SHORT TASK:
Tally each line where the word "هشتم" occurs, then give only the total.
--- begin DATA PROVIDED ---
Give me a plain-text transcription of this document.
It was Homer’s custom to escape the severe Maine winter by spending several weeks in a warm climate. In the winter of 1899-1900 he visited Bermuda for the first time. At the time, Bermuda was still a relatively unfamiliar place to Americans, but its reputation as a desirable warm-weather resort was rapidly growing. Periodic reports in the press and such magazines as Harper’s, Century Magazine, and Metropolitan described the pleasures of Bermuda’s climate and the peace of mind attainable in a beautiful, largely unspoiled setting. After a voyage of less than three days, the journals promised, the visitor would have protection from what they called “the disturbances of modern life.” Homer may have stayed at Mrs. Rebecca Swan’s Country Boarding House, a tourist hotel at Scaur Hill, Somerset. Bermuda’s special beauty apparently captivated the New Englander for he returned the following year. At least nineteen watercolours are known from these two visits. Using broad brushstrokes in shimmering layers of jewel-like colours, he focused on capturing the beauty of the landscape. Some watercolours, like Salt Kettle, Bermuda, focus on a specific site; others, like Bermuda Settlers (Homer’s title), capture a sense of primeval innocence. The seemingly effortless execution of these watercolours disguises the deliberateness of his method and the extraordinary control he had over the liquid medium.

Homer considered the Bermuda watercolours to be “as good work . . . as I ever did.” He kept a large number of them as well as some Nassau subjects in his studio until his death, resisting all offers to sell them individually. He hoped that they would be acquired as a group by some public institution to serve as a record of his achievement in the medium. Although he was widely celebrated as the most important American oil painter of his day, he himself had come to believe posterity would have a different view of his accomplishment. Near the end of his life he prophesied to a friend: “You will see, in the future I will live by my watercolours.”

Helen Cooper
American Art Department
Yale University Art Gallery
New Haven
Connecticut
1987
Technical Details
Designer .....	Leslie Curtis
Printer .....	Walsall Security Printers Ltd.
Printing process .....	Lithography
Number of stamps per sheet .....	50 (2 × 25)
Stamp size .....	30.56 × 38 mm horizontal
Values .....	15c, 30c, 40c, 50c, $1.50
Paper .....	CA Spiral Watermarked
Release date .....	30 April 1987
--- end DATA PROVIDED ---
--- begin DATA PROVIDED ---
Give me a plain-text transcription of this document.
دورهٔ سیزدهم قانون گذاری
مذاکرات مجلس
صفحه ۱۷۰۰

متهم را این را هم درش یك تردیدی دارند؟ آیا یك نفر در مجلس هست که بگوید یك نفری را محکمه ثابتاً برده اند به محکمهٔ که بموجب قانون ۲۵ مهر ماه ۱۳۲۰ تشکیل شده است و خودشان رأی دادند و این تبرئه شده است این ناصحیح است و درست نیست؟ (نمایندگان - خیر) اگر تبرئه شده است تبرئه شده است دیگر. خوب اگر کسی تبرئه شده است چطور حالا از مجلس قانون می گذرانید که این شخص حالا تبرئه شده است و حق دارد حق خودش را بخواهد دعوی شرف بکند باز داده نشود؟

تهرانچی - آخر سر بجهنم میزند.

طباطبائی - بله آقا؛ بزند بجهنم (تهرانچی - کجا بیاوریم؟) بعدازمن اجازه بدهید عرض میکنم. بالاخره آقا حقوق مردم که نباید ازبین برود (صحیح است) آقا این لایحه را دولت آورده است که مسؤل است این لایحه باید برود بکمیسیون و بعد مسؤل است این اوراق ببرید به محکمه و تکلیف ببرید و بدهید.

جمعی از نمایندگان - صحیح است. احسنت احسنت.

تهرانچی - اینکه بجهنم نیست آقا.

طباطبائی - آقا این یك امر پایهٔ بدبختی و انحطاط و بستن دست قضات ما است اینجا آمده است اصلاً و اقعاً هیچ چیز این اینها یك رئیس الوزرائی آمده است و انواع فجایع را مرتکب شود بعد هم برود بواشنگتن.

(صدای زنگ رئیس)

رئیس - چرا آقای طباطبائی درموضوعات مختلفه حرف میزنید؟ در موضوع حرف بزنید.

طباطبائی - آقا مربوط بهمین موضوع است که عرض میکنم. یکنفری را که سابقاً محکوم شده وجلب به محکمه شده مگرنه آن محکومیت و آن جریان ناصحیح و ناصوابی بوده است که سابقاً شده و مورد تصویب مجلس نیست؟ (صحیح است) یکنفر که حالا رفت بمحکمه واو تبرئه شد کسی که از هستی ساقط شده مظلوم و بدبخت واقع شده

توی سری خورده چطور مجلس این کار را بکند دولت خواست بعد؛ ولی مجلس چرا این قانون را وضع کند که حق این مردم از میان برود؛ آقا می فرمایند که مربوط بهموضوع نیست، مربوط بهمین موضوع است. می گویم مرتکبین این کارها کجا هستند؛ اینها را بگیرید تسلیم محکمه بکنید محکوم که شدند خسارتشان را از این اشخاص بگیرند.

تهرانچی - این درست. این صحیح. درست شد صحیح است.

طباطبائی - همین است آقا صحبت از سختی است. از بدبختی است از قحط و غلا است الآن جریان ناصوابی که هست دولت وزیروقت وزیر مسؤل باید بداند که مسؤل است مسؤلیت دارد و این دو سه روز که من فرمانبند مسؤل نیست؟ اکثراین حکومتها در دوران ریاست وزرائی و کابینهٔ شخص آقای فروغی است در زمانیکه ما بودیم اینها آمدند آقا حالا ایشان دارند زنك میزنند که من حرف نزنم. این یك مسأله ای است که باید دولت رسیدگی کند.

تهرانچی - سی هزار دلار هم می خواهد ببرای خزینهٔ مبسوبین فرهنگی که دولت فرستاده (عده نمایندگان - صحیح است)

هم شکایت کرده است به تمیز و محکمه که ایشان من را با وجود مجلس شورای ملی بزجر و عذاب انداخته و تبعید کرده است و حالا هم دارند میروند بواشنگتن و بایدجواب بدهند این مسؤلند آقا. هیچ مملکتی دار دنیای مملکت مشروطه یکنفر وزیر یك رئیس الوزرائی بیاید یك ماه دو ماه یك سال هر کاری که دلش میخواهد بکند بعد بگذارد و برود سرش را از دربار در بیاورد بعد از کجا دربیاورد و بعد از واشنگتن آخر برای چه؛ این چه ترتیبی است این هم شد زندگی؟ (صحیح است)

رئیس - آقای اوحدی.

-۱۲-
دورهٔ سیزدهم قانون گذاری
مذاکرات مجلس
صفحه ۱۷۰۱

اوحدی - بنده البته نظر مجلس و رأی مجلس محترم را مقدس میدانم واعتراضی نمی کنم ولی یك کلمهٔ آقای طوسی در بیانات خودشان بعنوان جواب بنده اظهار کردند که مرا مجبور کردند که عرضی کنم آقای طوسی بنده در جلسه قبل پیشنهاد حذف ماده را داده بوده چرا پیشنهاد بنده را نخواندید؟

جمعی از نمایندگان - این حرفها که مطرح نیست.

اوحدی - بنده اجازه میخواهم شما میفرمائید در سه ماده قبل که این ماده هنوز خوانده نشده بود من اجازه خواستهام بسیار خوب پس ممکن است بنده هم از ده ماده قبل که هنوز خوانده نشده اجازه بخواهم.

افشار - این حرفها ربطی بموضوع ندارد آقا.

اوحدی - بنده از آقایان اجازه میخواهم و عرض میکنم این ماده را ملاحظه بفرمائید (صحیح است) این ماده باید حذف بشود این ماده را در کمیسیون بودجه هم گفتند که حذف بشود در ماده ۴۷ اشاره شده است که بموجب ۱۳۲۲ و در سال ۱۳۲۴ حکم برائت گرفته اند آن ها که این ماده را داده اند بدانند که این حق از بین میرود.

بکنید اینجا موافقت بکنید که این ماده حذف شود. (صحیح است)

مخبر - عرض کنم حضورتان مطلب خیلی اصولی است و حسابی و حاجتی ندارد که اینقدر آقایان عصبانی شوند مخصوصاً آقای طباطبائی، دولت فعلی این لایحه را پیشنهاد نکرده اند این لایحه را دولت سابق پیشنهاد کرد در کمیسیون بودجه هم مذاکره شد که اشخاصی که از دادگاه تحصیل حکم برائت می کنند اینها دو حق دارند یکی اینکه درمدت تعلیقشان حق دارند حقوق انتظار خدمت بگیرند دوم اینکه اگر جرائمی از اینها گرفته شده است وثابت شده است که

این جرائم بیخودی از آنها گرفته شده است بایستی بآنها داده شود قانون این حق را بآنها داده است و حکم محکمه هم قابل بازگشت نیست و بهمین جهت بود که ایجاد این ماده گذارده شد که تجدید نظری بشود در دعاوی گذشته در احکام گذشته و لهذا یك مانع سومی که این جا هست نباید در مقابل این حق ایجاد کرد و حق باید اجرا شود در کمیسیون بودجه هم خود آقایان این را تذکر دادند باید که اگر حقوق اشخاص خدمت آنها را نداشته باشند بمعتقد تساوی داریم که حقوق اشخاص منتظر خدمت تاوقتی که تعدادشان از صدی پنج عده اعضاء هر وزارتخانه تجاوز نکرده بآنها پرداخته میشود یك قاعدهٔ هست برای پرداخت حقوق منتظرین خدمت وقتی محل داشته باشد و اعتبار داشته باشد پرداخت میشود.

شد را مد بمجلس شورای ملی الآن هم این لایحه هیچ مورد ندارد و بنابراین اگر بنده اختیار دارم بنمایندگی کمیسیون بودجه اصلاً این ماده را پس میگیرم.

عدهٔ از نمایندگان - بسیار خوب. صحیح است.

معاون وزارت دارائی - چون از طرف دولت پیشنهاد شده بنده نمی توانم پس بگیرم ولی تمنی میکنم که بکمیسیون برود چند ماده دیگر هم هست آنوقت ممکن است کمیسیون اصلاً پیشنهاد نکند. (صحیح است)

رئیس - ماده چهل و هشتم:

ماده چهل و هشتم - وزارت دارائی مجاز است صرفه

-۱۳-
--- end DATA PROVIDED ---
--- begin DATA PROVIDED ---
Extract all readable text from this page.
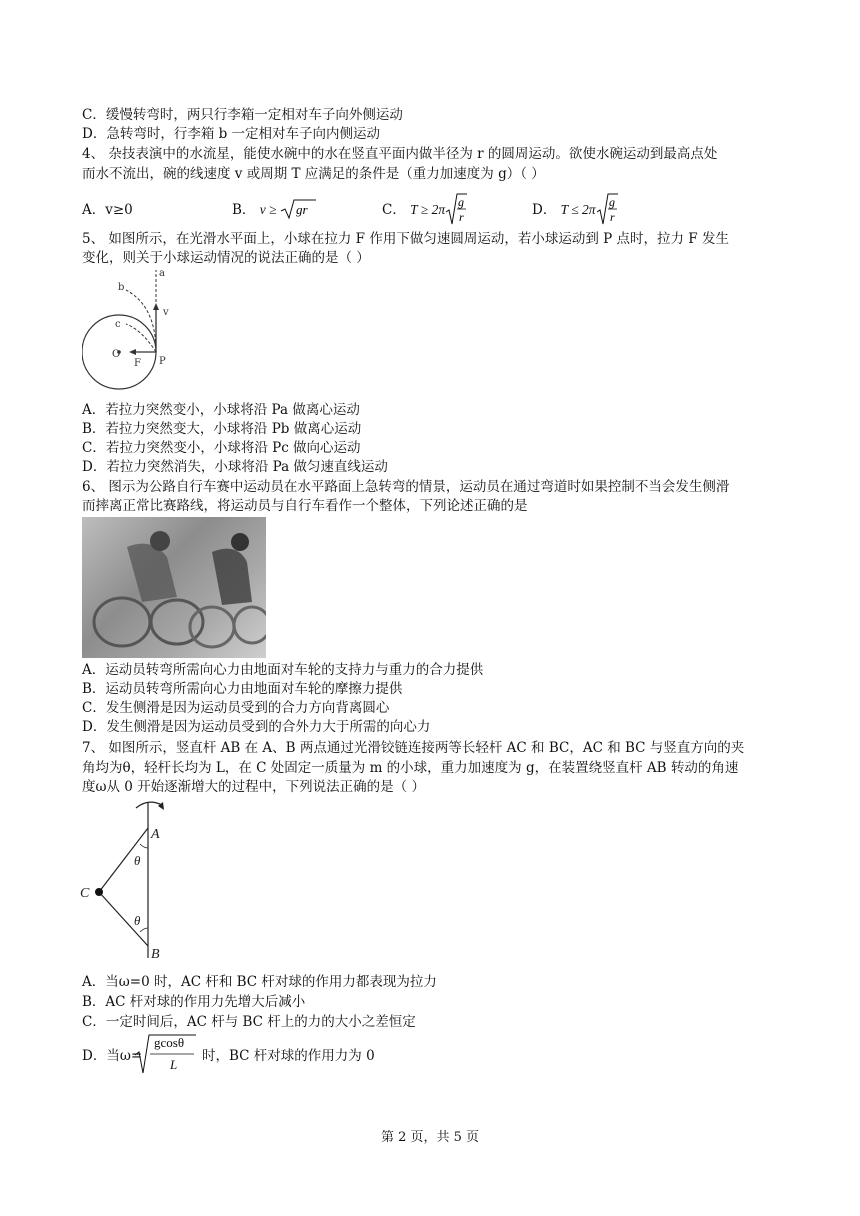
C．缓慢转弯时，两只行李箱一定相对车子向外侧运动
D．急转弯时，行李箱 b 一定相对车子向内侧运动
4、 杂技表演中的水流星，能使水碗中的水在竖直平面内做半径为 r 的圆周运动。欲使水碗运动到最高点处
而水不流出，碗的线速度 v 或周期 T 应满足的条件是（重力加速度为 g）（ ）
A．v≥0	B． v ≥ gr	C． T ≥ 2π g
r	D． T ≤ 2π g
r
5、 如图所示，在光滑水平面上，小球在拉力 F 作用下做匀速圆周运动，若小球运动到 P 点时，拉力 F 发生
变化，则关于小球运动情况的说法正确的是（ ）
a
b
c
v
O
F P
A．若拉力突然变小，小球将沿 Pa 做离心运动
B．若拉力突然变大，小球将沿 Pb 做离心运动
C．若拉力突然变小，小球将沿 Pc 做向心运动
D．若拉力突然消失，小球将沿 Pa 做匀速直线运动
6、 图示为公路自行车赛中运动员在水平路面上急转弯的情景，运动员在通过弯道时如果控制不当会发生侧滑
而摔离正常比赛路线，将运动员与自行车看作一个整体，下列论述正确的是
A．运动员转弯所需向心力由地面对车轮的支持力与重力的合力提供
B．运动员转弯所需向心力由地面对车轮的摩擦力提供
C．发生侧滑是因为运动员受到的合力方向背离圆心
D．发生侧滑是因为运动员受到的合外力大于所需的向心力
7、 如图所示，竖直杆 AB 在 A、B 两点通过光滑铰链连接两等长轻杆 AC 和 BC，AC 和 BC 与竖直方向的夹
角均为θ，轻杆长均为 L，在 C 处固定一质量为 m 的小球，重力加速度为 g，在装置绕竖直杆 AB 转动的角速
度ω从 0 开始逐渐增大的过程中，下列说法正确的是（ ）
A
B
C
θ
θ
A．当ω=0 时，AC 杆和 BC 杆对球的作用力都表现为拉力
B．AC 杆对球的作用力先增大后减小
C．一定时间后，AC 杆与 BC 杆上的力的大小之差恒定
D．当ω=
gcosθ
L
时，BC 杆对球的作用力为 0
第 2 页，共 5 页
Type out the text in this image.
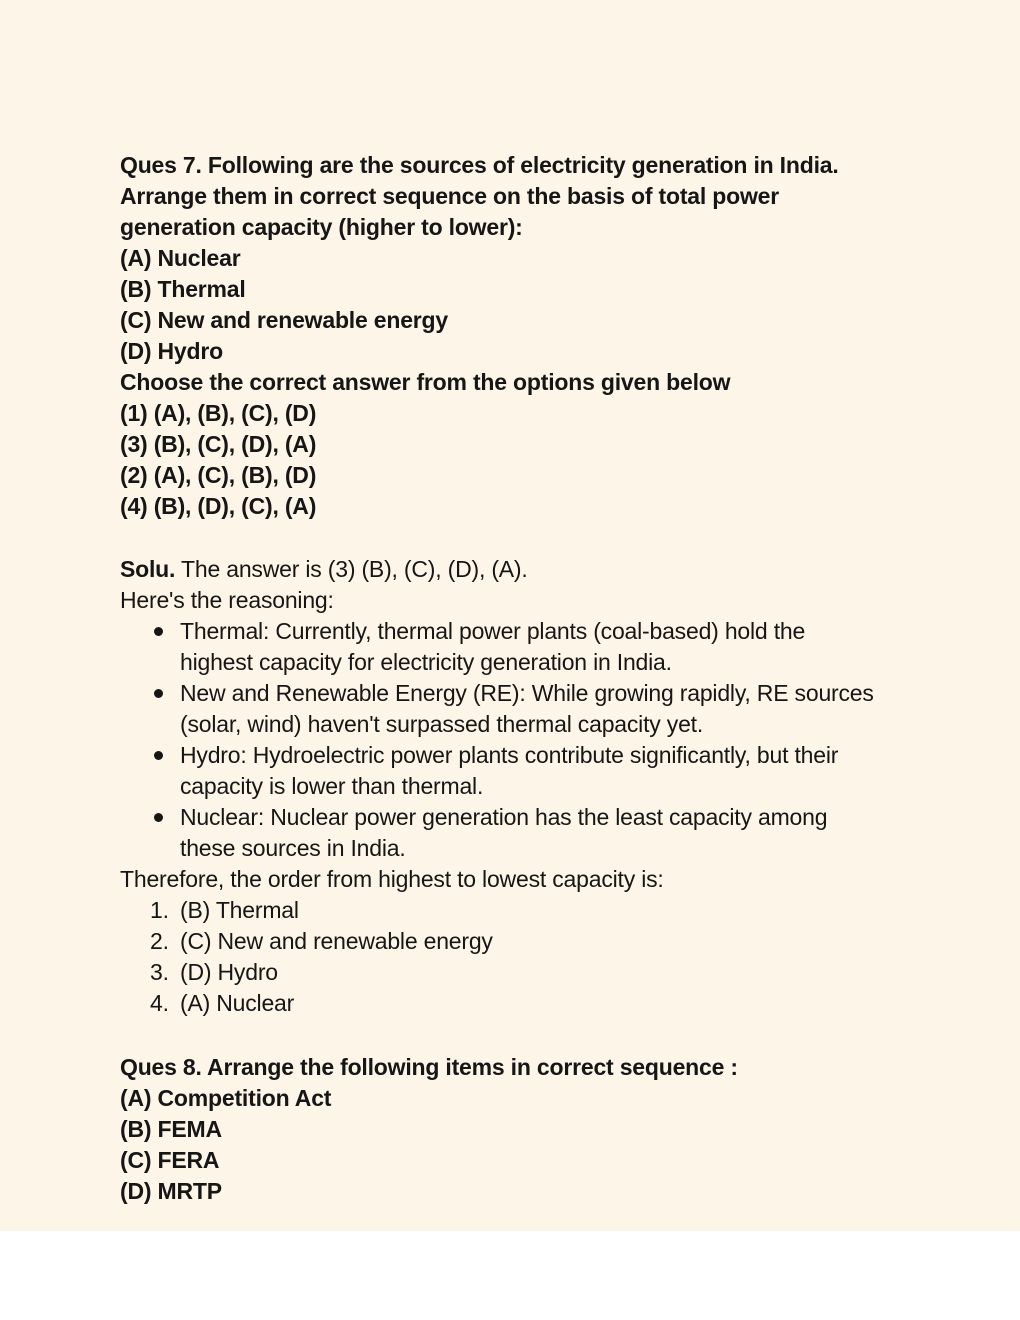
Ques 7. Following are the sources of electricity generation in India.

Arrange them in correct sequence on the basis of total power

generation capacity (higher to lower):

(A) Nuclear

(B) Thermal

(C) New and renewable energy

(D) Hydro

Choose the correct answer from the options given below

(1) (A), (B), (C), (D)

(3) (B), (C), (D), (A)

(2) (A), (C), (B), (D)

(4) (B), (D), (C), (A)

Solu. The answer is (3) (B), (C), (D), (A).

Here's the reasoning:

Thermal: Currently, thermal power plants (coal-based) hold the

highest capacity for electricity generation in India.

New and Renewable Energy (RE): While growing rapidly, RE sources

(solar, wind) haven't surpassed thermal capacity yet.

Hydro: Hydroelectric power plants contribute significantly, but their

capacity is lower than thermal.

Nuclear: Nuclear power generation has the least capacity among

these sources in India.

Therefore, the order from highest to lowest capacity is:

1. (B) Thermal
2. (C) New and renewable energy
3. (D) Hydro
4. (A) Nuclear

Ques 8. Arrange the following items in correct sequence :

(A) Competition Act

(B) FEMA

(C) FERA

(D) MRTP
--- end DATA PROVIDED ---
SOLVED EXERCISE:
2